▶ ROWS
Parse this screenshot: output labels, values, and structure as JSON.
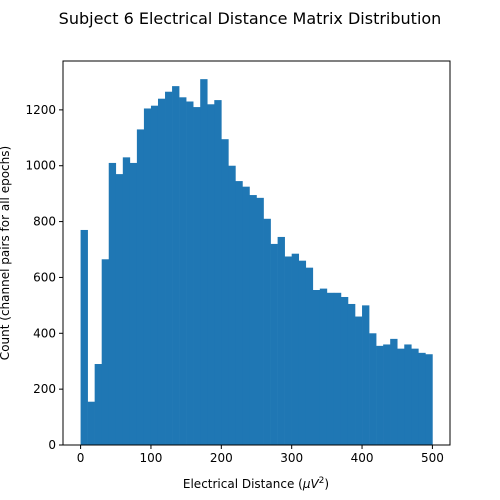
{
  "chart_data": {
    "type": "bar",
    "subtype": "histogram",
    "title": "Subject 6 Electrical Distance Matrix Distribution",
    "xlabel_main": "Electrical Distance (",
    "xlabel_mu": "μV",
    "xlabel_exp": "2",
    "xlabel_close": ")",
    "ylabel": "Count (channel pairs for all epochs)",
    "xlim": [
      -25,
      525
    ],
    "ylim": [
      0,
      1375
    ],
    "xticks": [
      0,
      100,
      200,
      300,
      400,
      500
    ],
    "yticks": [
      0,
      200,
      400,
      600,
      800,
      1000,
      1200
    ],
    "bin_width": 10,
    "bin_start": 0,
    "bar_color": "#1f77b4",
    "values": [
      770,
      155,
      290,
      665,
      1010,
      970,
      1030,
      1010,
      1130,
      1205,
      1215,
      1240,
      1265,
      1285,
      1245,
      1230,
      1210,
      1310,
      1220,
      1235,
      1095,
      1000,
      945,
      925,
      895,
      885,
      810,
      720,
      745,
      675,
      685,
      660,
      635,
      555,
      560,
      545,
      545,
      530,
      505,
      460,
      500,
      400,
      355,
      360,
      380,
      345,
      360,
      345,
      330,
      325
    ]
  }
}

▶ WORK INSTRUCTIONS
Repeat each record exactly, with the pictures left out.

▶ EXERCISE OUTPUT
Parse this screenshot: output labels, values, and structure as JSON.
{
  "chart_data": {
    "type": "bar",
    "subtype": "histogram",
    "title": "Subject 6 Electrical Distance Matrix Distribution",
    "xlabel_main": "Electrical Distance (",
    "xlabel_mu": "μV",
    "xlabel_exp": "2",
    "xlabel_close": ")",
    "ylabel": "Count (channel pairs for all epochs)",
    "xlim": [
      -25,
      525
    ],
    "ylim": [
      0,
      1375
    ],
    "xticks": [
      0,
      100,
      200,
      300,
      400,
      500
    ],
    "yticks": [
      0,
      200,
      400,
      600,
      800,
      1000,
      1200
    ],
    "bin_width": 10,
    "bin_start": 0,
    "bar_color": "#1f77b4",
    "values": [
      770,
      155,
      290,
      665,
      1010,
      970,
      1030,
      1010,
      1130,
      1205,
      1215,
      1240,
      1265,
      1285,
      1245,
      1230,
      1210,
      1310,
      1220,
      1235,
      1095,
      1000,
      945,
      925,
      895,
      885,
      810,
      720,
      745,
      675,
      685,
      660,
      635,
      555,
      560,
      545,
      545,
      530,
      505,
      460,
      500,
      400,
      355,
      360,
      380,
      345,
      360,
      345,
      330,
      325
    ]
  }
}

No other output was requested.